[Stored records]
——————————

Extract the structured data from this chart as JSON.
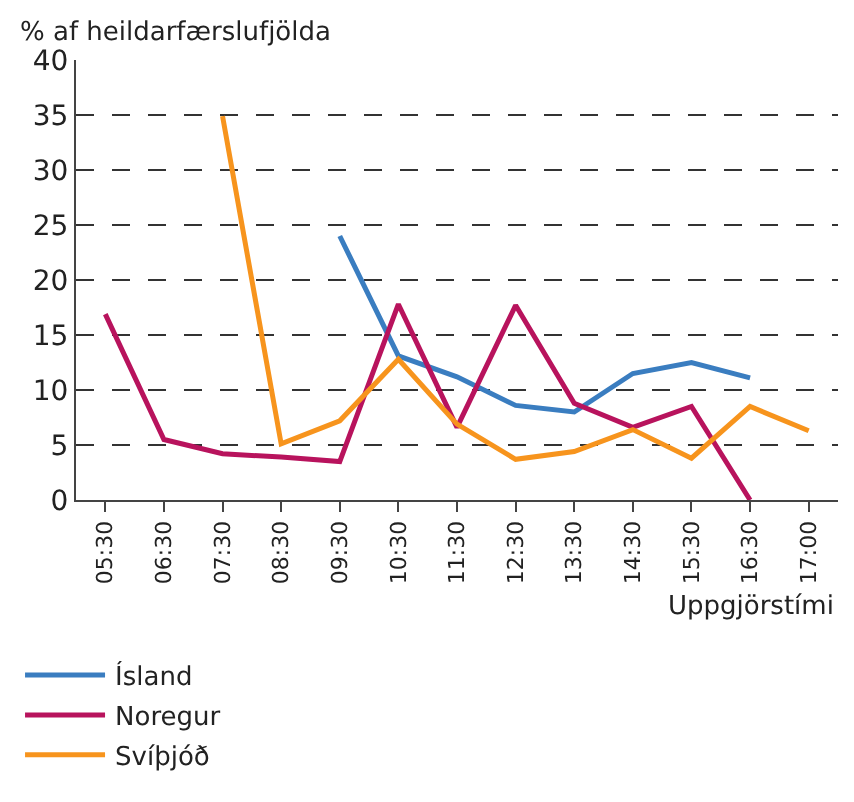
{
  "chart_data": {
    "type": "line",
    "ylabel": "% af heildarfærslufjölda",
    "xlabel": "Uppgjörstími",
    "categories": [
      "05:30",
      "06:30",
      "07:30",
      "08:30",
      "09:30",
      "10:30",
      "11:30",
      "12:30",
      "13:30",
      "14:30",
      "15:30",
      "16:30",
      "17:00"
    ],
    "series": [
      {
        "name": "Ísland",
        "color": "#3a7dc0",
        "values": [
          null,
          null,
          null,
          null,
          24.0,
          13.1,
          11.2,
          8.6,
          8.0,
          11.5,
          12.5,
          11.1,
          null
        ]
      },
      {
        "name": "Noregur",
        "color": "#b8135d",
        "values": [
          16.9,
          5.5,
          4.2,
          3.9,
          3.5,
          17.8,
          6.6,
          17.7,
          8.8,
          6.6,
          8.5,
          0,
          null
        ]
      },
      {
        "name": "Svíþjóð",
        "color": "#f7941d",
        "values": [
          null,
          null,
          34.9,
          5.1,
          7.2,
          12.8,
          6.9,
          3.7,
          4.4,
          6.4,
          3.8,
          8.5,
          6.3
        ]
      }
    ],
    "ylim": [
      0,
      40
    ],
    "yticks": [
      0,
      5,
      10,
      15,
      20,
      25,
      30,
      35,
      40
    ],
    "grid": "y",
    "legend": "bottom left",
    "marker": "none",
    "line_style": "solid"
  }
}
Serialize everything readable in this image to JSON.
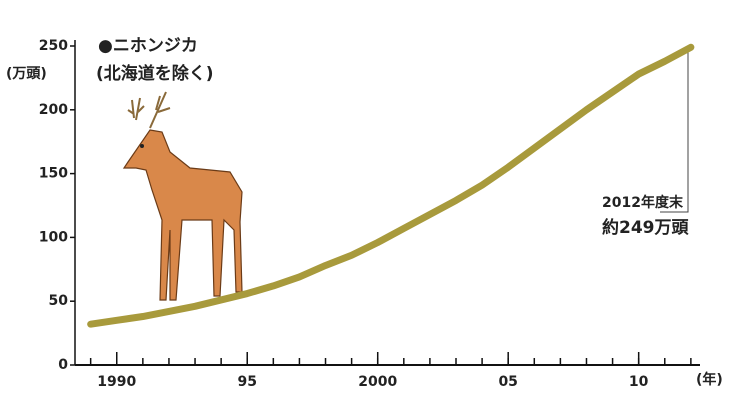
{
  "chart_data": {
    "type": "line",
    "title": "●ニホンジカ",
    "subtitle": "(北海道を除く)",
    "y_label": "(万頭)",
    "x_label": "(年)",
    "x": [
      1989,
      1990,
      1991,
      1992,
      1993,
      1994,
      1995,
      1996,
      1997,
      1998,
      1999,
      2000,
      2001,
      2002,
      2003,
      2004,
      2005,
      2006,
      2007,
      2008,
      2009,
      2010,
      2011,
      2012
    ],
    "series": [
      {
        "name": "ニホンジカ",
        "color": "#a89a3c",
        "values": [
          32,
          35,
          38,
          42,
          46,
          51,
          56,
          62,
          69,
          78,
          86,
          96,
          107,
          118,
          129,
          141,
          155,
          170,
          185,
          200,
          214,
          228,
          238,
          249
        ]
      }
    ],
    "xlim": [
      1988.4,
      2012.35
    ],
    "xticks": [
      1990,
      {
        "value": 1995,
        "label": "95"
      },
      2000,
      {
        "value": 2005,
        "label": "05"
      },
      {
        "value": 2010,
        "label": "10"
      }
    ],
    "ylim": [
      0,
      250
    ],
    "yticks": [
      0,
      50,
      100,
      150,
      200,
      250
    ],
    "annotations": [
      "2012年度末",
      "約249万頭"
    ]
  }
}
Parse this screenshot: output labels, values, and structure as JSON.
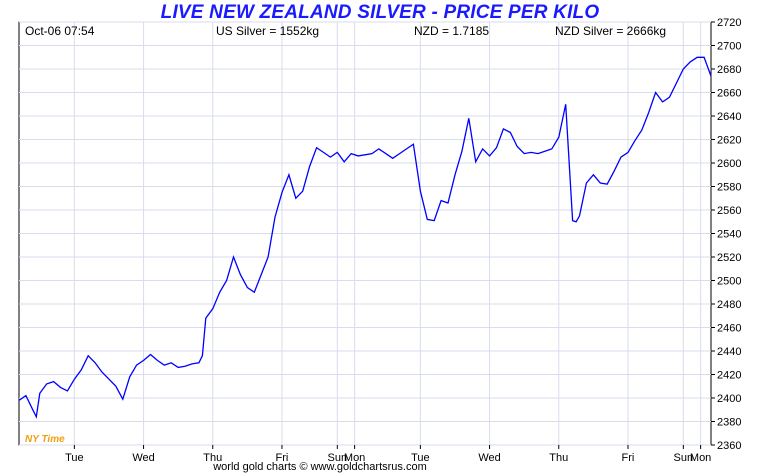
{
  "header": {
    "title": "LIVE NEW ZEALAND SILVER - PRICE PER KILO",
    "timestamp": "Oct-06  07:54",
    "us_silver": "US Silver = 1552kg",
    "nzd_rate": "NZD = 1.7185",
    "nzd_silver": "NZD Silver = 2666kg"
  },
  "footer": "world gold charts © www.goldchartsrus.com",
  "chart_data": {
    "type": "line",
    "title": "LIVE NEW ZEALAND SILVER - PRICE PER KILO",
    "timezone_label": "NY Time",
    "ylim": [
      2360,
      2720
    ],
    "y_ticks": [
      2360,
      2380,
      2400,
      2420,
      2440,
      2460,
      2480,
      2500,
      2520,
      2540,
      2560,
      2580,
      2600,
      2620,
      2640,
      2660,
      2680,
      2700,
      2720
    ],
    "x_range": [
      0,
      10
    ],
    "x_ticks": [
      {
        "label": "Tue",
        "x": 0.8
      },
      {
        "label": "Wed",
        "x": 1.8
      },
      {
        "label": "Thu",
        "x": 2.8
      },
      {
        "label": "Fri",
        "x": 3.8
      },
      {
        "label": "Sun",
        "x": 4.6
      },
      {
        "label": "Mon",
        "x": 4.85
      },
      {
        "label": "Tue",
        "x": 5.8
      },
      {
        "label": "Wed",
        "x": 6.8
      },
      {
        "label": "Thu",
        "x": 7.8
      },
      {
        "label": "Fri",
        "x": 8.8
      },
      {
        "label": "Sun",
        "x": 9.6
      },
      {
        "label": "Mon",
        "x": 9.85
      }
    ],
    "grid": true,
    "line_color": "#0000ff",
    "series": [
      {
        "x": [
          0.0,
          0.1,
          0.2,
          0.25,
          0.3,
          0.4,
          0.5,
          0.6,
          0.7,
          0.8,
          0.9,
          1.0,
          1.1,
          1.2,
          1.3,
          1.4,
          1.5,
          1.6,
          1.7,
          1.8,
          1.9,
          2.0,
          2.1,
          2.2,
          2.3,
          2.4,
          2.5,
          2.6,
          2.65,
          2.7,
          2.8,
          2.9,
          3.0,
          3.1,
          3.2,
          3.3,
          3.4,
          3.5,
          3.6,
          3.7,
          3.8,
          3.9,
          4.0,
          4.1,
          4.2,
          4.3,
          4.4,
          4.5,
          4.6,
          4.7,
          4.8,
          4.9,
          5.0,
          5.1,
          5.2,
          5.3,
          5.4,
          5.5,
          5.6,
          5.7,
          5.8,
          5.9,
          6.0,
          6.1,
          6.2,
          6.3,
          6.4,
          6.5,
          6.6,
          6.7,
          6.8,
          6.9,
          7.0,
          7.1,
          7.2,
          7.3,
          7.4,
          7.5,
          7.6,
          7.7,
          7.8,
          7.9,
          8.0,
          8.05,
          8.1,
          8.2,
          8.3,
          8.4,
          8.5,
          8.6,
          8.7,
          8.8,
          8.9,
          9.0,
          9.1,
          9.2,
          9.3,
          9.4,
          9.5,
          9.6,
          9.7,
          9.8,
          9.9,
          10.0
        ],
        "values": [
          2398,
          2402,
          2390,
          2384,
          2404,
          2412,
          2414,
          2409,
          2406,
          2416,
          2424,
          2436,
          2430,
          2422,
          2416,
          2410,
          2399,
          2418,
          2428,
          2432,
          2437,
          2432,
          2428,
          2430,
          2426,
          2427,
          2429,
          2430,
          2436,
          2468,
          2476,
          2490,
          2500,
          2520,
          2505,
          2494,
          2490,
          2505,
          2520,
          2554,
          2575,
          2590,
          2570,
          2576,
          2597,
          2613,
          2609,
          2605,
          2609,
          2601,
          2608,
          2606,
          2607,
          2608,
          2612,
          2608,
          2604,
          2608,
          2612,
          2616,
          2576,
          2552,
          2551,
          2568,
          2566,
          2590,
          2610,
          2638,
          2601,
          2612,
          2606,
          2613,
          2629,
          2626,
          2614,
          2608,
          2609,
          2608,
          2610,
          2612,
          2622,
          2650,
          2551,
          2550,
          2555,
          2583,
          2590,
          2583,
          2582,
          2593,
          2605,
          2609,
          2619,
          2628,
          2643,
          2660,
          2652,
          2656,
          2668,
          2680,
          2686,
          2690,
          2690,
          2674
        ]
      }
    ]
  }
}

——————————

• _GIVEN TASK_
Quote each line of the listing exactly, but leave the pictures out.

• _RESULT OF THIS EXERCISE_
Extract the structured data from this chart as JSON.
{
  "chart_data": {
    "type": "line",
    "ylabel": "% af heildarfærslufjölda",
    "xlabel": "Uppgjörstími",
    "categories": [
      "05:30",
      "06:30",
      "07:30",
      "08:30",
      "09:30",
      "10:30",
      "11:30",
      "12:30",
      "13:30",
      "14:30",
      "15:30",
      "16:30",
      "17:00"
    ],
    "series": [
      {
        "name": "Ísland",
        "color": "#3a7dc0",
        "values": [
          null,
          null,
          null,
          null,
          24.0,
          13.1,
          11.2,
          8.6,
          8.0,
          11.5,
          12.5,
          11.1,
          null
        ]
      },
      {
        "name": "Noregur",
        "color": "#b8135d",
        "values": [
          16.9,
          5.5,
          4.2,
          3.9,
          3.5,
          17.8,
          6.6,
          17.7,
          8.8,
          6.6,
          8.5,
          0,
          null
        ]
      },
      {
        "name": "Svíþjóð",
        "color": "#f7941d",
        "values": [
          null,
          null,
          34.9,
          5.1,
          7.2,
          12.8,
          6.9,
          3.7,
          4.4,
          6.4,
          3.8,
          8.5,
          6.3
        ]
      }
    ],
    "ylim": [
      0,
      40
    ],
    "yticks": [
      0,
      5,
      10,
      15,
      20,
      25,
      30,
      35,
      40
    ],
    "grid": "y",
    "legend": "bottom left",
    "marker": "none",
    "line_style": "solid"
  }
}
Serialize everything readable in this image to JSON.
{
  "chart_data": {
    "type": "line",
    "title": "●ニホンジカ",
    "subtitle": "(北海道を除く)",
    "y_label": "(万頭)",
    "x_label": "(年)",
    "x": [
      1989,
      1990,
      1991,
      1992,
      1993,
      1994,
      1995,
      1996,
      1997,
      1998,
      1999,
      2000,
      2001,
      2002,
      2003,
      2004,
      2005,
      2006,
      2007,
      2008,
      2009,
      2010,
      2011,
      2012
    ],
    "series": [
      {
        "name": "ニホンジカ",
        "color": "#a89a3c",
        "values": [
          32,
          35,
          38,
          42,
          46,
          51,
          56,
          62,
          69,
          78,
          86,
          96,
          107,
          118,
          129,
          141,
          155,
          170,
          185,
          200,
          214,
          228,
          238,
          249
        ]
      }
    ],
    "xlim": [
      1988.4,
      2012.35
    ],
    "xticks": [
      1990,
      {
        "value": 1995,
        "label": "95"
      },
      2000,
      {
        "value": 2005,
        "label": "05"
      },
      {
        "value": 2010,
        "label": "10"
      }
    ],
    "ylim": [
      0,
      250
    ],
    "yticks": [
      0,
      50,
      100,
      150,
      200,
      250
    ],
    "annotations": [
      "2012年度末",
      "約249万頭"
    ]
  }
}
Parse this screenshot: output labels, values, and structure as JSON.
{
  "header": {
    "title": "LIVE NEW ZEALAND SILVER - PRICE PER KILO",
    "timestamp": "Oct-06  07:54",
    "us_silver": "US Silver = 1552kg",
    "nzd_rate": "NZD = 1.7185",
    "nzd_silver": "NZD Silver = 2666kg"
  },
  "footer": "world gold charts © www.goldchartsrus.com",
  "chart_data": {
    "type": "line",
    "title": "LIVE NEW ZEALAND SILVER - PRICE PER KILO",
    "timezone_label": "NY Time",
    "ylim": [
      2360,
      2720
    ],
    "y_ticks": [
      2360,
      2380,
      2400,
      2420,
      2440,
      2460,
      2480,
      2500,
      2520,
      2540,
      2560,
      2580,
      2600,
      2620,
      2640,
      2660,
      2680,
      2700,
      2720
    ],
    "x_range": [
      0,
      10
    ],
    "x_ticks": [
      {
        "label": "Tue",
        "x": 0.8
      },
      {
        "label": "Wed",
        "x": 1.8
      },
      {
        "label": "Thu",
        "x": 2.8
      },
      {
        "label": "Fri",
        "x": 3.8
      },
      {
        "label": "Sun",
        "x": 4.6
      },
      {
        "label": "Mon",
        "x": 4.85
      },
      {
        "label": "Tue",
        "x": 5.8
      },
      {
        "label": "Wed",
        "x": 6.8
      },
      {
        "label": "Thu",
        "x": 7.8
      },
      {
        "label": "Fri",
        "x": 8.8
      },
      {
        "label": "Sun",
        "x": 9.6
      },
      {
        "label": "Mon",
        "x": 9.85
      }
    ],
    "grid": true,
    "line_color": "#0000ff",
    "series": [
      {
        "x": [
          0.0,
          0.1,
          0.2,
          0.25,
          0.3,
          0.4,
          0.5,
          0.6,
          0.7,
          0.8,
          0.9,
          1.0,
          1.1,
          1.2,
          1.3,
          1.4,
          1.5,
          1.6,
          1.7,
          1.8,
          1.9,
          2.0,
          2.1,
          2.2,
          2.3,
          2.4,
          2.5,
          2.6,
          2.65,
          2.7,
          2.8,
          2.9,
          3.0,
          3.1,
          3.2,
          3.3,
          3.4,
          3.5,
          3.6,
          3.7,
          3.8,
          3.9,
          4.0,
          4.1,
          4.2,
          4.3,
          4.4,
          4.5,
          4.6,
          4.7,
          4.8,
          4.9,
          5.0,
          5.1,
          5.2,
          5.3,
          5.4,
          5.5,
          5.6,
          5.7,
          5.8,
          5.9,
          6.0,
          6.1,
          6.2,
          6.3,
          6.4,
          6.5,
          6.6,
          6.7,
          6.8,
          6.9,
          7.0,
          7.1,
          7.2,
          7.3,
          7.4,
          7.5,
          7.6,
          7.7,
          7.8,
          7.9,
          8.0,
          8.05,
          8.1,
          8.2,
          8.3,
          8.4,
          8.5,
          8.6,
          8.7,
          8.8,
          8.9,
          9.0,
          9.1,
          9.2,
          9.3,
          9.4,
          9.5,
          9.6,
          9.7,
          9.8,
          9.9,
          10.0
        ],
        "values": [
          2398,
          2402,
          2390,
          2384,
          2404,
          2412,
          2414,
          2409,
          2406,
          2416,
          2424,
          2436,
          2430,
          2422,
          2416,
          2410,
          2399,
          2418,
          2428,
          2432,
          2437,
          2432,
          2428,
          2430,
          2426,
          2427,
          2429,
          2430,
          2436,
          2468,
          2476,
          2490,
          2500,
          2520,
          2505,
          2494,
          2490,
          2505,
          2520,
          2554,
          2575,
          2590,
          2570,
          2576,
          2597,
          2613,
          2609,
          2605,
          2609,
          2601,
          2608,
          2606,
          2607,
          2608,
          2612,
          2608,
          2604,
          2608,
          2612,
          2616,
          2576,
          2552,
          2551,
          2568,
          2566,
          2590,
          2610,
          2638,
          2601,
          2612,
          2606,
          2613,
          2629,
          2626,
          2614,
          2608,
          2609,
          2608,
          2610,
          2612,
          2622,
          2650,
          2551,
          2550,
          2555,
          2583,
          2590,
          2583,
          2582,
          2593,
          2605,
          2609,
          2619,
          2628,
          2643,
          2660,
          2652,
          2656,
          2668,
          2680,
          2686,
          2690,
          2690,
          2674
        ]
      }
    ]
  }
}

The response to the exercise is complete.